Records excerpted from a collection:
>> START

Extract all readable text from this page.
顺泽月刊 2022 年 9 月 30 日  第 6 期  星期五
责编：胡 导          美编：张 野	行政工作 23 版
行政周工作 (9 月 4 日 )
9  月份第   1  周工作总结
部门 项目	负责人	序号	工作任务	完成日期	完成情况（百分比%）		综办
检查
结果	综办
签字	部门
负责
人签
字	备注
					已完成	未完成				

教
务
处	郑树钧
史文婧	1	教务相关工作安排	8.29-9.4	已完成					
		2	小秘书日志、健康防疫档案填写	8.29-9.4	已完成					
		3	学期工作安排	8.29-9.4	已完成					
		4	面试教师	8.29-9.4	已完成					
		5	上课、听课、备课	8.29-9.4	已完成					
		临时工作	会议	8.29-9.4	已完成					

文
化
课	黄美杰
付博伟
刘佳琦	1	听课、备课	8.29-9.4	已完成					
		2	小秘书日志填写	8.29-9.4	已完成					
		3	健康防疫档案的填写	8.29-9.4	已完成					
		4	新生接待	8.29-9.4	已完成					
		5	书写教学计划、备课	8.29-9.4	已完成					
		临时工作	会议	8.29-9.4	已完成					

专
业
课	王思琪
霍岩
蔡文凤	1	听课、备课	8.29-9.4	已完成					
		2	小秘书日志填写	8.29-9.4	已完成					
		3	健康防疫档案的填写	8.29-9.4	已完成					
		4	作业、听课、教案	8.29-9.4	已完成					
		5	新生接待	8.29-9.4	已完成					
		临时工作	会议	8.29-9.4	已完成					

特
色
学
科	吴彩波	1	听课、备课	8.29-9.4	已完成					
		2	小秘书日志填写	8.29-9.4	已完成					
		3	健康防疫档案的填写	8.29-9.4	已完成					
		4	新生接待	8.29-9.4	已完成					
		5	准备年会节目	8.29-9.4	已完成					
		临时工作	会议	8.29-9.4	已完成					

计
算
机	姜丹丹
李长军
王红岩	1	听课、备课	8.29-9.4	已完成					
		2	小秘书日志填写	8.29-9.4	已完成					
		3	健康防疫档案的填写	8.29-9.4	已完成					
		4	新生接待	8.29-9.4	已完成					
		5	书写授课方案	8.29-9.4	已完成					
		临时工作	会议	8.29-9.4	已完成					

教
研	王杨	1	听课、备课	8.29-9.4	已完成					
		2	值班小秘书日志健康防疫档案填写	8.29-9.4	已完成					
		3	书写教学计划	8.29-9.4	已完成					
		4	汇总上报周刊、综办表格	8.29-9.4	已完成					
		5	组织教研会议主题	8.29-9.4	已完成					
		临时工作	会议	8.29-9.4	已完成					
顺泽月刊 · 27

>> END

◆ **SHORT PROBLEM**: Go through the entries and repeat each one exactly.

◆ **RESPONSE TO THE TASK**:
Extract all readable text from this page.
顺泽月刊 2022 年 9 月 30 日  第 6 期  星期五
责编：胡 导          美编：张 野	行政工作 23 版
行政周工作 (9 月 4 日 )
9  月份第   1  周工作总结
部门 项目	负责人	序号	工作任务	完成日期	完成情况（百分比%）		综办
检查
结果	综办
签字	部门
负责
人签
字	备注
					已完成	未完成				

教
务
处	郑树钧
史文婧	1	教务相关工作安排	8.29-9.4	已完成					
		2	小秘书日志、健康防疫档案填写	8.29-9.4	已完成					
		3	学期工作安排	8.29-9.4	已完成					
		4	面试教师	8.29-9.4	已完成					
		5	上课、听课、备课	8.29-9.4	已完成					
		临时工作	会议	8.29-9.4	已完成					

文
化
课	黄美杰
付博伟
刘佳琦	1	听课、备课	8.29-9.4	已完成					
		2	小秘书日志填写	8.29-9.4	已完成					
		3	健康防疫档案的填写	8.29-9.4	已完成					
		4	新生接待	8.29-9.4	已完成					
		5	书写教学计划、备课	8.29-9.4	已完成					
		临时工作	会议	8.29-9.4	已完成					

专
业
课	王思琪
霍岩
蔡文凤	1	听课、备课	8.29-9.4	已完成					
		2	小秘书日志填写	8.29-9.4	已完成					
		3	健康防疫档案的填写	8.29-9.4	已完成					
		4	作业、听课、教案	8.29-9.4	已完成					
		5	新生接待	8.29-9.4	已完成					
		临时工作	会议	8.29-9.4	已完成					

特
色
学
科	吴彩波	1	听课、备课	8.29-9.4	已完成					
		2	小秘书日志填写	8.29-9.4	已完成					
		3	健康防疫档案的填写	8.29-9.4	已完成					
		4	新生接待	8.29-9.4	已完成					
		5	准备年会节目	8.29-9.4	已完成					
		临时工作	会议	8.29-9.4	已完成					

计
算
机	姜丹丹
李长军
王红岩	1	听课、备课	8.29-9.4	已完成					
		2	小秘书日志填写	8.29-9.4	已完成					
		3	健康防疫档案的填写	8.29-9.4	已完成					
		4	新生接待	8.29-9.4	已完成					
		5	书写授课方案	8.29-9.4	已完成					
		临时工作	会议	8.29-9.4	已完成					

教
研	王杨	1	听课、备课	8.29-9.4	已完成					
		2	值班小秘书日志健康防疫档案填写	8.29-9.4	已完成					
		3	书写教学计划	8.29-9.4	已完成					
		4	汇总上报周刊、综办表格	8.29-9.4	已完成					
		5	组织教研会议主题	8.29-9.4	已完成					
		临时工作	会议	8.29-9.4	已完成					
顺泽月刊 · 27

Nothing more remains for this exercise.